Task instructions:
Wherever the word "change" appears in a line, extract that line.

Data for the task:
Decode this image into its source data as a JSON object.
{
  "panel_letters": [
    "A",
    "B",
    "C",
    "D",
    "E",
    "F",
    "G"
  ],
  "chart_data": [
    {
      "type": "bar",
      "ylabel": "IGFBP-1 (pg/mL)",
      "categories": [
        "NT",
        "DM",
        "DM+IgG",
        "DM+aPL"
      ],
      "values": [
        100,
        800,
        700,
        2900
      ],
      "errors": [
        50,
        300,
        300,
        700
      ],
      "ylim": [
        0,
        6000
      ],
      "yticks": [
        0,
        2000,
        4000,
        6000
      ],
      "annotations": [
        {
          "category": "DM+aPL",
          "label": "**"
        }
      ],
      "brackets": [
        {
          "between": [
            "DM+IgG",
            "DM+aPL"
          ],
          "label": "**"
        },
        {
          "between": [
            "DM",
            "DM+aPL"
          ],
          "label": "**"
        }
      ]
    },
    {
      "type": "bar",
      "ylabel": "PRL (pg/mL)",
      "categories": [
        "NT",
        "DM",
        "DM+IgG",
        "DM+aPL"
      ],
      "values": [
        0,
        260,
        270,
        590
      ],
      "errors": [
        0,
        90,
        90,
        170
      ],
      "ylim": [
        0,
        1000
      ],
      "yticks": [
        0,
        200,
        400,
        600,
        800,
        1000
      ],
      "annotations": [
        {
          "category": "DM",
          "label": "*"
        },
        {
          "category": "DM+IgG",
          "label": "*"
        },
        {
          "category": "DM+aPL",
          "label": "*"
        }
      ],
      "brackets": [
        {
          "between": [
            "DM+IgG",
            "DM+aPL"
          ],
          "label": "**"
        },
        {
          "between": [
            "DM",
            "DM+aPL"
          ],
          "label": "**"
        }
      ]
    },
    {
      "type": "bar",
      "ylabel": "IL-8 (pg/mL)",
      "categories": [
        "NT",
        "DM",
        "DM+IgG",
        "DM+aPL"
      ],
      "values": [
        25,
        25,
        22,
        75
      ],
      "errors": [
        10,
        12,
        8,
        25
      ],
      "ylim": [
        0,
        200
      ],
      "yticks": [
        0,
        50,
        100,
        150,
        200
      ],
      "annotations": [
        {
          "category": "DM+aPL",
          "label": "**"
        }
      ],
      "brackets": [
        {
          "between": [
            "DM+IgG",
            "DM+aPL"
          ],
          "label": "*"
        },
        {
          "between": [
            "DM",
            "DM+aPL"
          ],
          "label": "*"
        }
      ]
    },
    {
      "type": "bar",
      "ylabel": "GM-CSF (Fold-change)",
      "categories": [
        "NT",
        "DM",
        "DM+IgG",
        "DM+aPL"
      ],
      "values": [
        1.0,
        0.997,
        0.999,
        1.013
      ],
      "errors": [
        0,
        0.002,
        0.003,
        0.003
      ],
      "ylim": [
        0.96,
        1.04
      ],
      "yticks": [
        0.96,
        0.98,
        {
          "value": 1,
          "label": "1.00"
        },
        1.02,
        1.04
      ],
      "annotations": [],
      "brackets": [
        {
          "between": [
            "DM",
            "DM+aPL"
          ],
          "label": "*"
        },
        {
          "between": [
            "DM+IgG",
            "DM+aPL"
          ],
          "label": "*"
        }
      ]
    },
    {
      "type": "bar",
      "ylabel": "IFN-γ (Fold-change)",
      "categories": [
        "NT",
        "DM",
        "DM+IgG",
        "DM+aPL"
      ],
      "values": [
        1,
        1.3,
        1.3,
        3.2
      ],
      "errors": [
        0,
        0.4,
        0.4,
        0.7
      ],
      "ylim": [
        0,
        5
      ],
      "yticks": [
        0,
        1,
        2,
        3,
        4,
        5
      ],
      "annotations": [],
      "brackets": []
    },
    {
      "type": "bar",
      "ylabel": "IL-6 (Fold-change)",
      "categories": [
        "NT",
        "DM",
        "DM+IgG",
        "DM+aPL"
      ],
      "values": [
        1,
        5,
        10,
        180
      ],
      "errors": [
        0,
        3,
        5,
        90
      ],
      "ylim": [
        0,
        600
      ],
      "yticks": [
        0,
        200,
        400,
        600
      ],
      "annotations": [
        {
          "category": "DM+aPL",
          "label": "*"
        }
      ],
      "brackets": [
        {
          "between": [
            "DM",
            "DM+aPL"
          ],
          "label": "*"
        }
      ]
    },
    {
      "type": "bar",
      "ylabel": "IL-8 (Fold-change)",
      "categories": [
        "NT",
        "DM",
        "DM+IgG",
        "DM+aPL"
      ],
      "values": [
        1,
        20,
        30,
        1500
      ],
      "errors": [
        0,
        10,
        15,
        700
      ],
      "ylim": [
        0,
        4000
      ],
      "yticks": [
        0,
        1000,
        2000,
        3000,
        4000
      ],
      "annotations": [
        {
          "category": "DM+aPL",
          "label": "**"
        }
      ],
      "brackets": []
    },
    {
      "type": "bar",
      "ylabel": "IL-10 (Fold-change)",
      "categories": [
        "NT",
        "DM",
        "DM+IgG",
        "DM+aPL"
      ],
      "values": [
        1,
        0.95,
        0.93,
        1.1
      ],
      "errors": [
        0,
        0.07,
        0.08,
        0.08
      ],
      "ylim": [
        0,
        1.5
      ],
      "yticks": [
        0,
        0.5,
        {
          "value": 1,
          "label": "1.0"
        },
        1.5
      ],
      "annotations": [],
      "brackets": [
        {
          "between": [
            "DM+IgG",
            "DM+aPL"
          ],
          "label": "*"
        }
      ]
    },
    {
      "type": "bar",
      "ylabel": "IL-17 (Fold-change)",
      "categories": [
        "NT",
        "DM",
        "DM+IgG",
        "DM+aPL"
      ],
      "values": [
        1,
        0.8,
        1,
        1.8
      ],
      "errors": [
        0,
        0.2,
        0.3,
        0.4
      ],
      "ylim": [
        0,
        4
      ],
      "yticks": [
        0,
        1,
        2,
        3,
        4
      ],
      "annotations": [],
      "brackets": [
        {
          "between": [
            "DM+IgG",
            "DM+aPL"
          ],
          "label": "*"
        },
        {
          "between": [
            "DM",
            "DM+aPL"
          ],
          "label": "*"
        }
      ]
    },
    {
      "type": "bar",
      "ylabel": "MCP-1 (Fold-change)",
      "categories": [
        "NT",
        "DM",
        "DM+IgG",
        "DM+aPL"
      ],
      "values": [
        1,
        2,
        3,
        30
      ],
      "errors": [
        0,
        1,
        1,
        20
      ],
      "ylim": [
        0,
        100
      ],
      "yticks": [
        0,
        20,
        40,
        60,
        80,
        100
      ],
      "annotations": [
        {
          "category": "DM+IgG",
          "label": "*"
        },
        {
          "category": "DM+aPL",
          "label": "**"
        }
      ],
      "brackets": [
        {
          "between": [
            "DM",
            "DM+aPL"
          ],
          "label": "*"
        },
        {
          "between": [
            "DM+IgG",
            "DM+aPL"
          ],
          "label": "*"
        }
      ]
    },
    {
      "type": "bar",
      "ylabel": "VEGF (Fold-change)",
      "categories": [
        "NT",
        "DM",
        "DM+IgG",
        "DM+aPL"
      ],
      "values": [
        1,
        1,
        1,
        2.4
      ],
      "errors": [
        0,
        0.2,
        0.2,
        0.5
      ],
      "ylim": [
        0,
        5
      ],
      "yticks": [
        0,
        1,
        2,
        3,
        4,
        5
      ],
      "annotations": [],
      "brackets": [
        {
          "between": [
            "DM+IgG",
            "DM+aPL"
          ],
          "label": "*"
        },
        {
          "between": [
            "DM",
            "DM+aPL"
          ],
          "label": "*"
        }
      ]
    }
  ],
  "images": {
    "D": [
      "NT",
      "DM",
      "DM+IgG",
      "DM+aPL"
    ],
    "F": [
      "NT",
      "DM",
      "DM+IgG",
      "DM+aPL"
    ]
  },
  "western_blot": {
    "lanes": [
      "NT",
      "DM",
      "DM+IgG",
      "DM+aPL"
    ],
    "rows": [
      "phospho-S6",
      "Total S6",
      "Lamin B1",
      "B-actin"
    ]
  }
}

Result of this task:
      "ylabel": "GM-CSF (Fold-change)",
      "ylabel": "IFN-γ (Fold-change)",
      "ylabel": "IL-6 (Fold-change)",
      "ylabel": "IL-8 (Fold-change)",
      "ylabel": "IL-10 (Fold-change)",
      "ylabel": "IL-17 (Fold-change)",
      "ylabel": "MCP-1 (Fold-change)",
      "ylabel": "VEGF (Fold-change)",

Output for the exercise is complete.